* Brief
Extract each record and reproduce it exactly.

* Items
#####
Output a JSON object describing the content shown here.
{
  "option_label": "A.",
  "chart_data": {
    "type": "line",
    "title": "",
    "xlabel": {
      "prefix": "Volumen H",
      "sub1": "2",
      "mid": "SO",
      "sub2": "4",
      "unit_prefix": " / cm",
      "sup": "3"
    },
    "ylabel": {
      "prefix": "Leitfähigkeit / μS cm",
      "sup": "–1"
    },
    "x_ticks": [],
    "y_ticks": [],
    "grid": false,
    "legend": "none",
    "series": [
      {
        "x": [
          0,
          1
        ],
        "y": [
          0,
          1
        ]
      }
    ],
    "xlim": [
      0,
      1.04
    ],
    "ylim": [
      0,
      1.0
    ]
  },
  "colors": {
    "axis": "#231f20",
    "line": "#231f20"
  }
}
#####
* Result below
Output a JSON object describing the content shown here.
{
  "option_label": "A.",
  "chart_data": {
    "type": "line",
    "title": "",
    "xlabel": {
      "prefix": "Volumen H",
      "sub1": "2",
      "mid": "SO",
      "sub2": "4",
      "unit_prefix": " / cm",
      "sup": "3"
    },
    "ylabel": {
      "prefix": "Leitfähigkeit / μS cm",
      "sup": "–1"
    },
    "x_ticks": [],
    "y_ticks": [],
    "grid": false,
    "legend": "none",
    "series": [
      {
        "x": [
          0,
          1
        ],
        "y": [
          0,
          1
        ]
      }
    ],
    "xlim": [
      0,
      1.04
    ],
    "ylim": [
      0,
      1.0
    ]
  },
  "colors": {
    "axis": "#231f20",
    "line": "#231f20"
  }
}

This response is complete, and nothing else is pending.